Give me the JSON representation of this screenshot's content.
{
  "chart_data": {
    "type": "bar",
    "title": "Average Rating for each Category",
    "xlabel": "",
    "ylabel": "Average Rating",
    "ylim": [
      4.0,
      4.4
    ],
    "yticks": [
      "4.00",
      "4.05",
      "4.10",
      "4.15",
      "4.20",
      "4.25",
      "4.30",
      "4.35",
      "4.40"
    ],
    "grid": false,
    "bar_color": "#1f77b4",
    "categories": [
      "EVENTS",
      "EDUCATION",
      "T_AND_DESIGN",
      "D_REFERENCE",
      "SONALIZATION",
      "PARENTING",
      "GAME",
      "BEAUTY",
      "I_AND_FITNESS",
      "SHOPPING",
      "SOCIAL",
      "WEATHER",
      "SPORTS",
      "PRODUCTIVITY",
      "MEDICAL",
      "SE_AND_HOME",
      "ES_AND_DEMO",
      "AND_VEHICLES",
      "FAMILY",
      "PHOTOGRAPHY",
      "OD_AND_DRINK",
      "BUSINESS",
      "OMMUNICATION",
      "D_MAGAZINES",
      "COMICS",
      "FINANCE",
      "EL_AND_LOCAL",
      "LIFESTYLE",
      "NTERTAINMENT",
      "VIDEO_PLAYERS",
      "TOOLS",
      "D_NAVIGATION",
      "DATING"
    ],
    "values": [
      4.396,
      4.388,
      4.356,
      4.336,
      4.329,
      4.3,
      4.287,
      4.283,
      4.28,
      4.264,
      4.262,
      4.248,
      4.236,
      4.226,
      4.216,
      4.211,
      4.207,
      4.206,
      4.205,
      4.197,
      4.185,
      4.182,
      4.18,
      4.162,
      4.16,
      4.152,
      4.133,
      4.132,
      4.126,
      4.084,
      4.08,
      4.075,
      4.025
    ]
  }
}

--

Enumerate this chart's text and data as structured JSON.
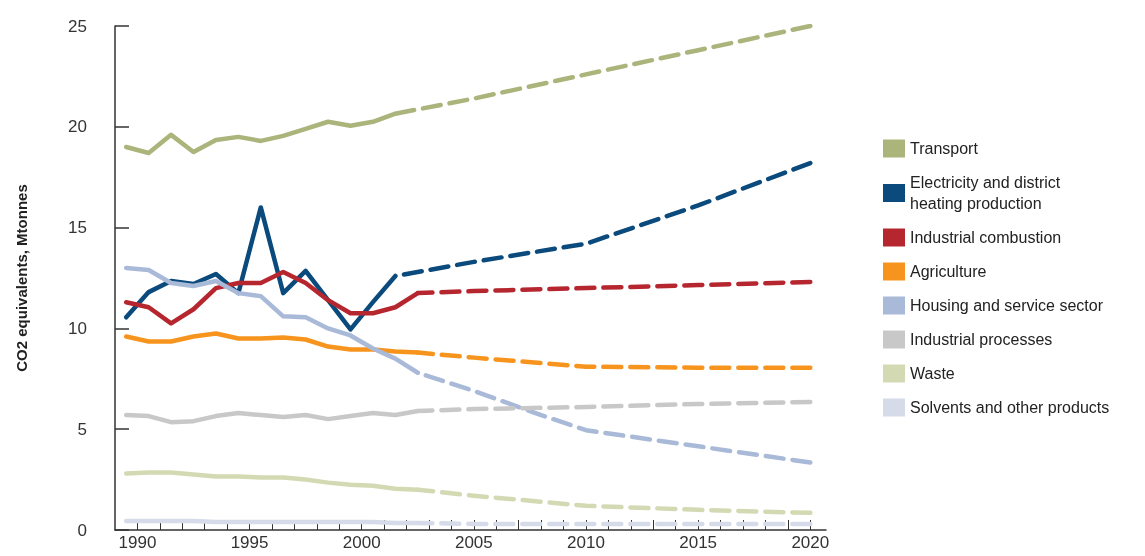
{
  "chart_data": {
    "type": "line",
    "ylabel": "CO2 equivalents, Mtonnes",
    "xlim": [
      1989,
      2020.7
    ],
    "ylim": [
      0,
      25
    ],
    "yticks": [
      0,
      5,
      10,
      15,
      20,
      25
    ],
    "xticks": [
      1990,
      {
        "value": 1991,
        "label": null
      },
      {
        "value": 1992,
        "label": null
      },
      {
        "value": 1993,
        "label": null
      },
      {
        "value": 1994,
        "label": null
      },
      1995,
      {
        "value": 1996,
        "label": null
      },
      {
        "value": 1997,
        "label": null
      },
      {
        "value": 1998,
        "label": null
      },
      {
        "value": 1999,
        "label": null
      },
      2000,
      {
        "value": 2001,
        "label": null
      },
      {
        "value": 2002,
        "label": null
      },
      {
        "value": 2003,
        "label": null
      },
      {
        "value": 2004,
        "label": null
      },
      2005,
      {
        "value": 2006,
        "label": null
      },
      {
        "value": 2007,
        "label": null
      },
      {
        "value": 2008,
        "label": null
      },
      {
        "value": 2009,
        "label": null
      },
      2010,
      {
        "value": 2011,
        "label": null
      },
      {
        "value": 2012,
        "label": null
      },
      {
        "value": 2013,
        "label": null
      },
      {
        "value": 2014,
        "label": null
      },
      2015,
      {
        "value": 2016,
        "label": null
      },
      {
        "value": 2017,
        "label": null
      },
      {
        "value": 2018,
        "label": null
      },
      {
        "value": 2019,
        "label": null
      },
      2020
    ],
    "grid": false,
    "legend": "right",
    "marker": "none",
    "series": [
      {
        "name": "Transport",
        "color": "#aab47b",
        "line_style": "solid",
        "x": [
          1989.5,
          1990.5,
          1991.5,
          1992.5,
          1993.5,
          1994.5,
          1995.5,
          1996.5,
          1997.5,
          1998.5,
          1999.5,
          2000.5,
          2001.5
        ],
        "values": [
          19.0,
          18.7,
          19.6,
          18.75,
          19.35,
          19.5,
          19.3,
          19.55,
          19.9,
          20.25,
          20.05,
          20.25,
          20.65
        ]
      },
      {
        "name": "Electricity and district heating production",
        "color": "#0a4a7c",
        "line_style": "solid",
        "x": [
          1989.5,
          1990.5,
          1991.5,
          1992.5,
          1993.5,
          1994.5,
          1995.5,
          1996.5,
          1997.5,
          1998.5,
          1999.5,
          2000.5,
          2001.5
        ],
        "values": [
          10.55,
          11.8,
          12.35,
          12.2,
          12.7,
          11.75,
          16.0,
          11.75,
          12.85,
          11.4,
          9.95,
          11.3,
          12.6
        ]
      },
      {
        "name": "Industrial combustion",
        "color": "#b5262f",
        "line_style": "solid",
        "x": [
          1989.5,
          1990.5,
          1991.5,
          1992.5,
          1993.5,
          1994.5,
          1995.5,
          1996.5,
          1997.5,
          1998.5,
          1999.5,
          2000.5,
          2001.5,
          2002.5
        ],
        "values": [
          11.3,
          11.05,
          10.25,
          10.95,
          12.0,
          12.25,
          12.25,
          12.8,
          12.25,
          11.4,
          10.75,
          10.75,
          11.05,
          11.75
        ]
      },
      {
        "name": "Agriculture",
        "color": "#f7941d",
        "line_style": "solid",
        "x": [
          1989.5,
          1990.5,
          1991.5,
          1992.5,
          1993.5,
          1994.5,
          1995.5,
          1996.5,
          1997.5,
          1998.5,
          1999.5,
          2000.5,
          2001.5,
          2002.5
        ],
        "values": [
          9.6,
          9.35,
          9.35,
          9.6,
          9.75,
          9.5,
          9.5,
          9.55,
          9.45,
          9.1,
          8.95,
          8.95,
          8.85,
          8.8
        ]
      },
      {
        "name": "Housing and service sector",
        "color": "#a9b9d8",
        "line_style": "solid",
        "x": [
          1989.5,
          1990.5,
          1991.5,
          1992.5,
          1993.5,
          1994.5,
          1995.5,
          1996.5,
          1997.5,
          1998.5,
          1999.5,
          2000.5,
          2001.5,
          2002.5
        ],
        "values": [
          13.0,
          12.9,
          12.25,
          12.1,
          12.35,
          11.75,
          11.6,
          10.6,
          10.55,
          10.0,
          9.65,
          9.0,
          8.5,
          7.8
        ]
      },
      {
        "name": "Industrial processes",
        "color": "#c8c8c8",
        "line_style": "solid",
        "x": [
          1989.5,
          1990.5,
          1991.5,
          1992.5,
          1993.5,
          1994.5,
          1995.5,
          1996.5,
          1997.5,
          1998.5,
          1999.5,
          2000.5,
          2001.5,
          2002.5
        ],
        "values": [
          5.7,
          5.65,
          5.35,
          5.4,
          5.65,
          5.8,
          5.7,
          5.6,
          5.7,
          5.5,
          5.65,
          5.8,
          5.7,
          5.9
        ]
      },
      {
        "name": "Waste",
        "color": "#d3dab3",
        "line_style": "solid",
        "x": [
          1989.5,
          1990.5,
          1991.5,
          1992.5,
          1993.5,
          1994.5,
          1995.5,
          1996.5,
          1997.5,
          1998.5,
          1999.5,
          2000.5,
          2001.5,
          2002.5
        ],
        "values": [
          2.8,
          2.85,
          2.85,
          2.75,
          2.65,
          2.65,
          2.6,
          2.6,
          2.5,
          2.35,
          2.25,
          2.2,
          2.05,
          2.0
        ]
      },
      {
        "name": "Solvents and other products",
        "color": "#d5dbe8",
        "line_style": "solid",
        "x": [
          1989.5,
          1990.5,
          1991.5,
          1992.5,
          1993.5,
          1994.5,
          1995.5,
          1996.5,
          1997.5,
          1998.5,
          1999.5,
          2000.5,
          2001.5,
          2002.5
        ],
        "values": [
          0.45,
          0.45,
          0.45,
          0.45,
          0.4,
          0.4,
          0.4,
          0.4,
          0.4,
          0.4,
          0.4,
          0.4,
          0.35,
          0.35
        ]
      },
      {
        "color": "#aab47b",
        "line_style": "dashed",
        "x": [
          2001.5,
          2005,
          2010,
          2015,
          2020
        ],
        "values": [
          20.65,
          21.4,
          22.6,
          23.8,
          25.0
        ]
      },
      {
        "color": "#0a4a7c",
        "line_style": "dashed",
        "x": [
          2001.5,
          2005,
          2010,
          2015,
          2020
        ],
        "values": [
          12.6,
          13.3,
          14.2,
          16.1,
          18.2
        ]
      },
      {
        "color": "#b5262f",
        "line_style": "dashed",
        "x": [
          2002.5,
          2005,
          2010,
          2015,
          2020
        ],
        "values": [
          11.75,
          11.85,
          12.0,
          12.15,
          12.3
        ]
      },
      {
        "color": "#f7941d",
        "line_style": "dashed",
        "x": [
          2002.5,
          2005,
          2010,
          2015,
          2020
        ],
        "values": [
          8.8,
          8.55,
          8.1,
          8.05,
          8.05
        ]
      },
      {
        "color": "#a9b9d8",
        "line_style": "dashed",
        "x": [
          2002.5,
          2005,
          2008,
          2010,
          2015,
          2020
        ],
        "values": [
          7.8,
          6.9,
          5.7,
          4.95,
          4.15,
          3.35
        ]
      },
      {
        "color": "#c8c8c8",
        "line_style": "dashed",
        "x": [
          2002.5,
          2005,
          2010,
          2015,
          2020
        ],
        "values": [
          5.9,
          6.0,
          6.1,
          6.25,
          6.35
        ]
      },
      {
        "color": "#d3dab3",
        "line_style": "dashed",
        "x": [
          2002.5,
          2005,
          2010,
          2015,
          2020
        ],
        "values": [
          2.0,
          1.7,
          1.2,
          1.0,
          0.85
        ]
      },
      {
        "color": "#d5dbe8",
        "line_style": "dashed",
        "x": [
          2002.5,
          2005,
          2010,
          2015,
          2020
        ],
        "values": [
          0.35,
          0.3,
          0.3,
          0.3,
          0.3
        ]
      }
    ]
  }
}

--

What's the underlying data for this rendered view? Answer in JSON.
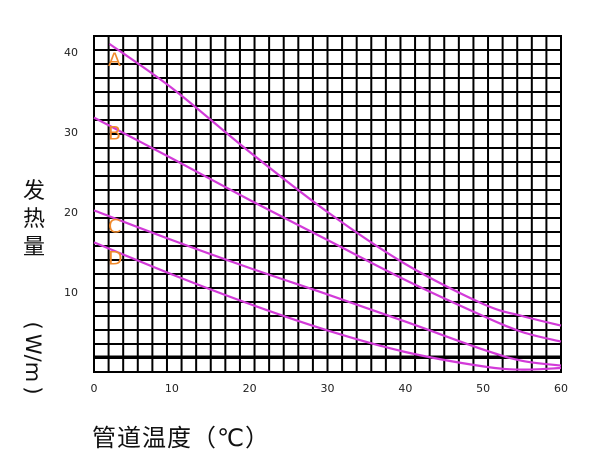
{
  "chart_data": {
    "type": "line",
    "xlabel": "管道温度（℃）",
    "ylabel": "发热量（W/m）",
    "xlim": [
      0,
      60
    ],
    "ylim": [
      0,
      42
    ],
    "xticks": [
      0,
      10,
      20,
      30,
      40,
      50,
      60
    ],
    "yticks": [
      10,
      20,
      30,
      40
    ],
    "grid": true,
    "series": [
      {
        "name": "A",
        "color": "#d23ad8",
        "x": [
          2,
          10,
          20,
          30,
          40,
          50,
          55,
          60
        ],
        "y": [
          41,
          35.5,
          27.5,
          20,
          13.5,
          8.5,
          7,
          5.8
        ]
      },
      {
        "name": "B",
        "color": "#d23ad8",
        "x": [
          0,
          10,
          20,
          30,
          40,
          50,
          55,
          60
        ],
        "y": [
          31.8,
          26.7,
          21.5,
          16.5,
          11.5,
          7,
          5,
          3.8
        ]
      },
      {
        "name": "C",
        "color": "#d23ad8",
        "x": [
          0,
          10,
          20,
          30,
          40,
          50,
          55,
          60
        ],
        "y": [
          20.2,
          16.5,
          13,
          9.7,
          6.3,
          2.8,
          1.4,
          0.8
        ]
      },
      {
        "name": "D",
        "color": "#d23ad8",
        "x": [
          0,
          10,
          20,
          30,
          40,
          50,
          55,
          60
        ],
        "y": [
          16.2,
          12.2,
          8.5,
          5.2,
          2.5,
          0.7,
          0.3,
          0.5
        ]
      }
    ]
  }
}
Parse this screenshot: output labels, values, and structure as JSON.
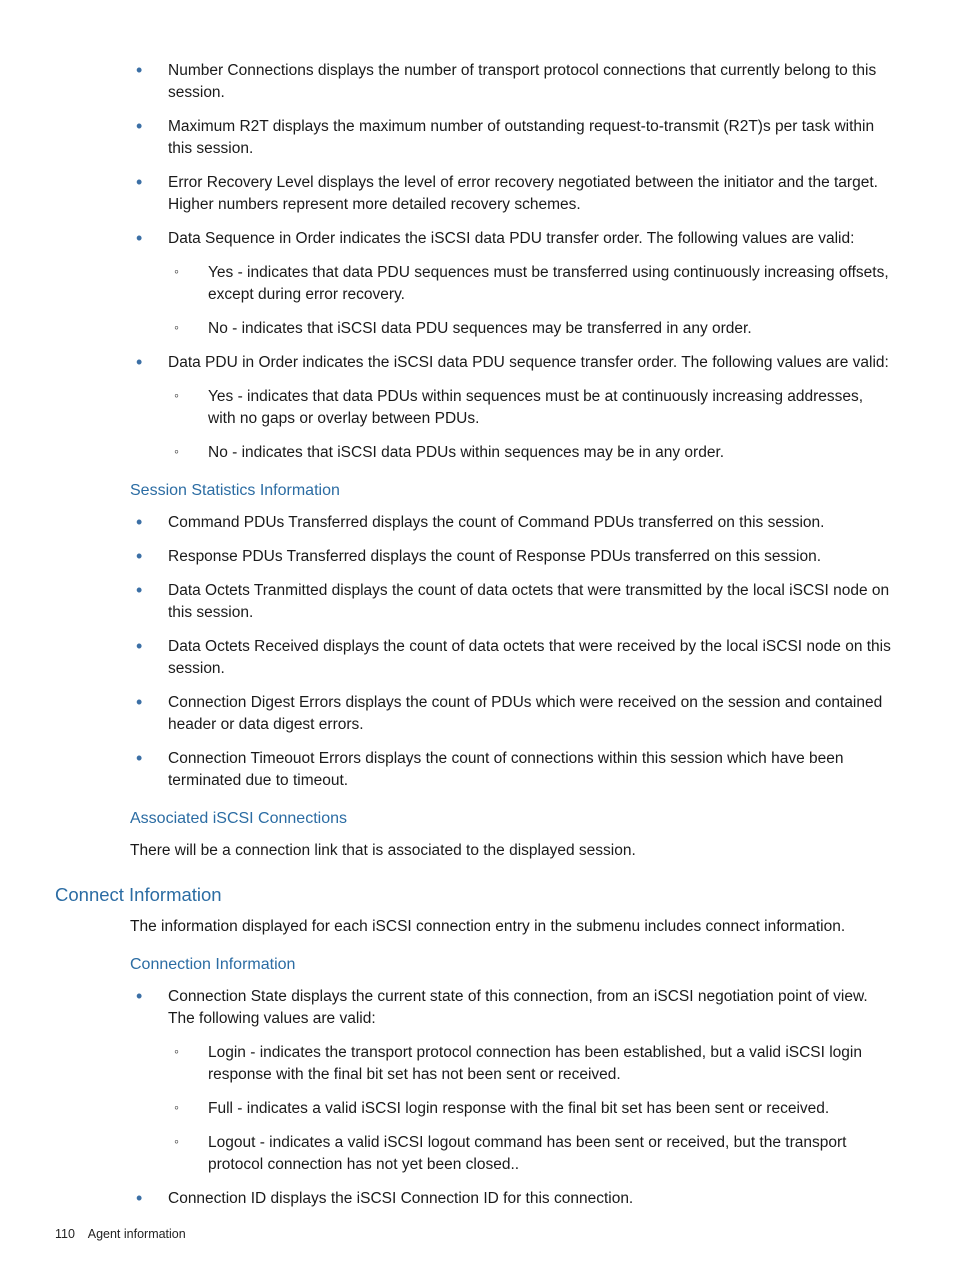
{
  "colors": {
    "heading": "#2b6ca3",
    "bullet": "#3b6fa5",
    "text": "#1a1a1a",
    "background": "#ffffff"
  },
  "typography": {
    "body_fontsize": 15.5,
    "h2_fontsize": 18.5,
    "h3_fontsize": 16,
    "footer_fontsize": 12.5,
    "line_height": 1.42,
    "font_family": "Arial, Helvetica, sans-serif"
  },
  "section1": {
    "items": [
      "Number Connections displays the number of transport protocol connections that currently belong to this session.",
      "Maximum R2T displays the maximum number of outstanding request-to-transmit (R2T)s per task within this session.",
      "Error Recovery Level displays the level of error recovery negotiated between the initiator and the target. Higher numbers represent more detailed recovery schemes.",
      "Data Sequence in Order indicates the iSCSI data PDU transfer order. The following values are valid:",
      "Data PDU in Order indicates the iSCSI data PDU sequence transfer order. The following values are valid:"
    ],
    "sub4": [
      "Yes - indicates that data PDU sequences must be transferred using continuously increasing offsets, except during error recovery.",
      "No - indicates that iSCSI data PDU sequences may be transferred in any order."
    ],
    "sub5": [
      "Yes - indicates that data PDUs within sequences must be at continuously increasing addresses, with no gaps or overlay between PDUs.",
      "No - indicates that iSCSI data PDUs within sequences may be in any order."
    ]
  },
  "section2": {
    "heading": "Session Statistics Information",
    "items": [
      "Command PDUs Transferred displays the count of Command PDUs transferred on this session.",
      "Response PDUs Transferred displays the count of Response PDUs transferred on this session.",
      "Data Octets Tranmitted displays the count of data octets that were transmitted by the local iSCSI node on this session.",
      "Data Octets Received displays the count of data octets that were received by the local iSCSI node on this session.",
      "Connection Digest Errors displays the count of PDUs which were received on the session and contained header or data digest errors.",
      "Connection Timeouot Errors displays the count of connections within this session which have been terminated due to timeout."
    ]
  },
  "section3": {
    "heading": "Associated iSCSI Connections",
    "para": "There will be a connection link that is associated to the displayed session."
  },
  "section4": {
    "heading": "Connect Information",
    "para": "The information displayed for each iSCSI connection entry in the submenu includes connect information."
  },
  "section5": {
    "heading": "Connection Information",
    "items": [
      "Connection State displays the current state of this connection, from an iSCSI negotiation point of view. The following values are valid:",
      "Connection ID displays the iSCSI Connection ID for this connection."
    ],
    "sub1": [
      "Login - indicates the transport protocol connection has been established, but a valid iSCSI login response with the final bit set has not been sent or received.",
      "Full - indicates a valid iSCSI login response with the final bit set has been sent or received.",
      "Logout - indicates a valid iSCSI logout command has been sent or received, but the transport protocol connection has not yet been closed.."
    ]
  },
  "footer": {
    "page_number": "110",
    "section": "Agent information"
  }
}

--

Count how many lines above contain the word "final". Reply with the number alone.

2